▸ DIRECTIVE: Return the records word for word. Any pictures in them are not part of the copy.

Records about charts and figures
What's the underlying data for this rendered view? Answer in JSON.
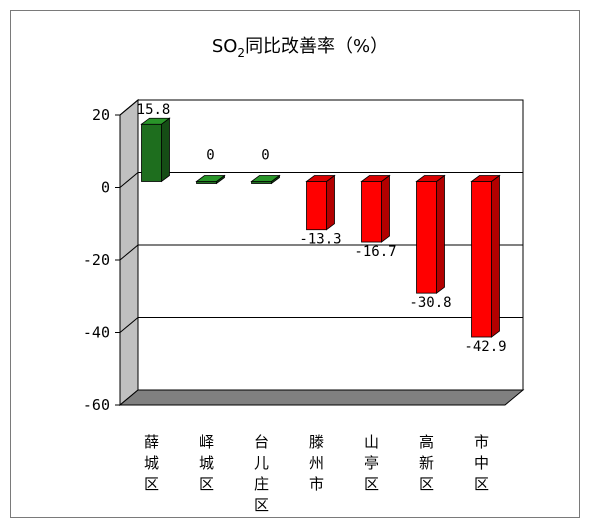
{
  "chart_data": {
    "type": "bar",
    "title": "SO2同比改善率（%）",
    "title_parts": [
      "SO",
      "2",
      "同比改善率（%）"
    ],
    "categories": [
      "薛城区",
      "峄城区",
      "台儿庄区",
      "滕州市",
      "山亭区",
      "高新区",
      "市中区"
    ],
    "values": [
      15.8,
      0,
      0,
      -13.3,
      -16.7,
      -30.8,
      -42.9
    ],
    "data_labels": [
      "15.8",
      "0",
      "0",
      "-13.3",
      "-16.7",
      "-30.8",
      "-42.9"
    ],
    "yticks": [
      "20",
      "0",
      "-20",
      "-40",
      "-60"
    ],
    "ylim": [
      -60,
      20
    ],
    "grid": true,
    "legend": "none",
    "colors": {
      "positive": "#1e6e1e",
      "negative": "#ff0000",
      "wall": "#c0c0c0",
      "floor": "#808080"
    }
  }
}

▸ EXERCISE RESPONSE:
What's the underlying data for this rendered view? Answer in JSON.
{
  "chart_data": {
    "type": "bar",
    "title": "SO2同比改善率（%）",
    "title_parts": [
      "SO",
      "2",
      "同比改善率（%）"
    ],
    "categories": [
      "薛城区",
      "峄城区",
      "台儿庄区",
      "滕州市",
      "山亭区",
      "高新区",
      "市中区"
    ],
    "values": [
      15.8,
      0,
      0,
      -13.3,
      -16.7,
      -30.8,
      -42.9
    ],
    "data_labels": [
      "15.8",
      "0",
      "0",
      "-13.3",
      "-16.7",
      "-30.8",
      "-42.9"
    ],
    "yticks": [
      "20",
      "0",
      "-20",
      "-40",
      "-60"
    ],
    "ylim": [
      -60,
      20
    ],
    "grid": true,
    "legend": "none",
    "colors": {
      "positive": "#1e6e1e",
      "negative": "#ff0000",
      "wall": "#c0c0c0",
      "floor": "#808080"
    }
  }
}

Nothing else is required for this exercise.